**Exercise details**
Search the data for the word "JSON" and copy every line that contains it.

(Data items)
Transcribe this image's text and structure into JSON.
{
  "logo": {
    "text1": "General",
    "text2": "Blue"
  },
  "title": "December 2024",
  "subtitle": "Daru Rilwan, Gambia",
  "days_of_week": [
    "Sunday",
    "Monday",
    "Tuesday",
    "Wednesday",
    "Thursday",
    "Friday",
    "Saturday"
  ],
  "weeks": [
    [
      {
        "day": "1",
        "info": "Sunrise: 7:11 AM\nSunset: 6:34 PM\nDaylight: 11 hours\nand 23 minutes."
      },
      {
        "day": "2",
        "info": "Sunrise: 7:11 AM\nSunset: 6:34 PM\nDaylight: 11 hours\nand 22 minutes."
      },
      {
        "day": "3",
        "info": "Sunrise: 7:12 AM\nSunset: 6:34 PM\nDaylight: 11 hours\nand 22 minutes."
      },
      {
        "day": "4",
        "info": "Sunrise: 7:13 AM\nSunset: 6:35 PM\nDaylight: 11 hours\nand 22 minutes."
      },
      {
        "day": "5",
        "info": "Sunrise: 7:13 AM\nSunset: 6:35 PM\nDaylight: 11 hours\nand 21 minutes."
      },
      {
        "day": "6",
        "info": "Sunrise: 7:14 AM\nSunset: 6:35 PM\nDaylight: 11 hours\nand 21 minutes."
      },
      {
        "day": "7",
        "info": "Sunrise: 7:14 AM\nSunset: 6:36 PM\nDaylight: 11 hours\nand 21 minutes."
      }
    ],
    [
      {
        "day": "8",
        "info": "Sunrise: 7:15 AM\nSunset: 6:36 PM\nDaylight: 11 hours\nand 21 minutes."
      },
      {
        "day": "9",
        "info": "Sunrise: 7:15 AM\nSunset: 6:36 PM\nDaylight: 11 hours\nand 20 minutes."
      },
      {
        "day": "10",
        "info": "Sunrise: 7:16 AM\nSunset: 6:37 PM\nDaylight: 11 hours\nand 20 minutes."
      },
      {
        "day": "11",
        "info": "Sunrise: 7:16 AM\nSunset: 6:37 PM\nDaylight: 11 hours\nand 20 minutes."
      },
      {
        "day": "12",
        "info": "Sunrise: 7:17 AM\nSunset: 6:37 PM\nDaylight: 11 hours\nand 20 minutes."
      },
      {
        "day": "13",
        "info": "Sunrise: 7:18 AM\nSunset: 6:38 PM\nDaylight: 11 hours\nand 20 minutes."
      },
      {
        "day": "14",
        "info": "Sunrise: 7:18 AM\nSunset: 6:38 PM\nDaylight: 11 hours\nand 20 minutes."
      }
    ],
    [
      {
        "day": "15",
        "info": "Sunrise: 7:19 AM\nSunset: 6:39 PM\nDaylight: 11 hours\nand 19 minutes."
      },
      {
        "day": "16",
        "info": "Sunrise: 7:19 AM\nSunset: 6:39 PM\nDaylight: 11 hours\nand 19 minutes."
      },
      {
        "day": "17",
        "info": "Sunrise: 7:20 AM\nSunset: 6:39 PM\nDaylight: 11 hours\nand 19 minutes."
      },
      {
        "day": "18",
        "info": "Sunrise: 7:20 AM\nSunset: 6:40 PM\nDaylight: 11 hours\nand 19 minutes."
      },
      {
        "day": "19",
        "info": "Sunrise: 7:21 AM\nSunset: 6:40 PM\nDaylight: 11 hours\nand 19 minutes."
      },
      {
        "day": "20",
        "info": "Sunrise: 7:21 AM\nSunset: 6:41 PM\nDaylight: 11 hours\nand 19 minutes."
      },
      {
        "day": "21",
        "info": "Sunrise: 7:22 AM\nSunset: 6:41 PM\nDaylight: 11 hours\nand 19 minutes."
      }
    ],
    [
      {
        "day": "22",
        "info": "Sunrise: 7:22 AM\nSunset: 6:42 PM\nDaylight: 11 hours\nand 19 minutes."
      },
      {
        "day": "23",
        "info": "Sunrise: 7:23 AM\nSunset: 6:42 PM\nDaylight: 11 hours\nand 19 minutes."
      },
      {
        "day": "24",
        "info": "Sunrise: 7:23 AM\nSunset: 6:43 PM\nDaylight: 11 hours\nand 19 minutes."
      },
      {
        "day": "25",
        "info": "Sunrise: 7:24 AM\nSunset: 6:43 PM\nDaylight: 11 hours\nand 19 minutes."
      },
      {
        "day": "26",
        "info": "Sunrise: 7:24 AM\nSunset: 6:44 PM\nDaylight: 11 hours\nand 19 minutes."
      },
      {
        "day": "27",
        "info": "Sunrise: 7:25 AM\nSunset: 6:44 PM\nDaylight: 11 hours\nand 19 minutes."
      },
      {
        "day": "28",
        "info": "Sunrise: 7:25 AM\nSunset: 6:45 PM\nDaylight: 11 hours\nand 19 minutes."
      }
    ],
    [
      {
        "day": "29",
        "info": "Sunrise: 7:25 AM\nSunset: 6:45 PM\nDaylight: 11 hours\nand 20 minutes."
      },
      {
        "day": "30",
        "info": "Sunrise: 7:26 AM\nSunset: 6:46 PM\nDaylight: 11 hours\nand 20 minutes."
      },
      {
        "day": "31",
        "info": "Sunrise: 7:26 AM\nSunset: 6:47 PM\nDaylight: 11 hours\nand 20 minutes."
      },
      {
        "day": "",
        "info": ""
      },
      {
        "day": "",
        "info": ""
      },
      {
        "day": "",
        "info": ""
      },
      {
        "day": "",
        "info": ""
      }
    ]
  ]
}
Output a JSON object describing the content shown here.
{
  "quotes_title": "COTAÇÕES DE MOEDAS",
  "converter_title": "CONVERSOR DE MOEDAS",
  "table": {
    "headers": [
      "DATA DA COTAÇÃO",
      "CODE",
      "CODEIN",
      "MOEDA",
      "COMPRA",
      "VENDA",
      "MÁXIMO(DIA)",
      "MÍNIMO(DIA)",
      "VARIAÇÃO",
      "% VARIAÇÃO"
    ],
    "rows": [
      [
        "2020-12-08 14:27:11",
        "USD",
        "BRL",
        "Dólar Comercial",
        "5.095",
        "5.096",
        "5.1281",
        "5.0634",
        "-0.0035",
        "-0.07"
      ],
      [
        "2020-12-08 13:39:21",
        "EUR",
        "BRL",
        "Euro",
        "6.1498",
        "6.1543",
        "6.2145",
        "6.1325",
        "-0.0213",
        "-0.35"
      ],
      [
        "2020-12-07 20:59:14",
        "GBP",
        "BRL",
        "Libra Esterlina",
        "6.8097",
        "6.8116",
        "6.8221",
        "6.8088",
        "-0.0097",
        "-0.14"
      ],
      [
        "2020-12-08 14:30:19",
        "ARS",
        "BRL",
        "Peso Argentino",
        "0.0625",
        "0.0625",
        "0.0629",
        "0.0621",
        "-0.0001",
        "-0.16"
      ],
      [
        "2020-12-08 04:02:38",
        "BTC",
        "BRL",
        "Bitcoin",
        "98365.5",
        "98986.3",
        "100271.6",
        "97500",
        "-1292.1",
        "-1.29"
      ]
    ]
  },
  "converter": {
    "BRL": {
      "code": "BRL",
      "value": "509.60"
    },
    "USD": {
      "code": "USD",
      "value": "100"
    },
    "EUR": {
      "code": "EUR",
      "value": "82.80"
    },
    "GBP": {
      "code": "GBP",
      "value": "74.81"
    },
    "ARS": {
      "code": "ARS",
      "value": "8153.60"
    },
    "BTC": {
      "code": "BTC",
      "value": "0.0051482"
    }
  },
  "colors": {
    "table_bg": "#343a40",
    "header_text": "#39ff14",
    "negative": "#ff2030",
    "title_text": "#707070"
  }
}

**Completed task**
Transcribe this image's text and structure into JSON.
Output a JSON object describing the content shown here.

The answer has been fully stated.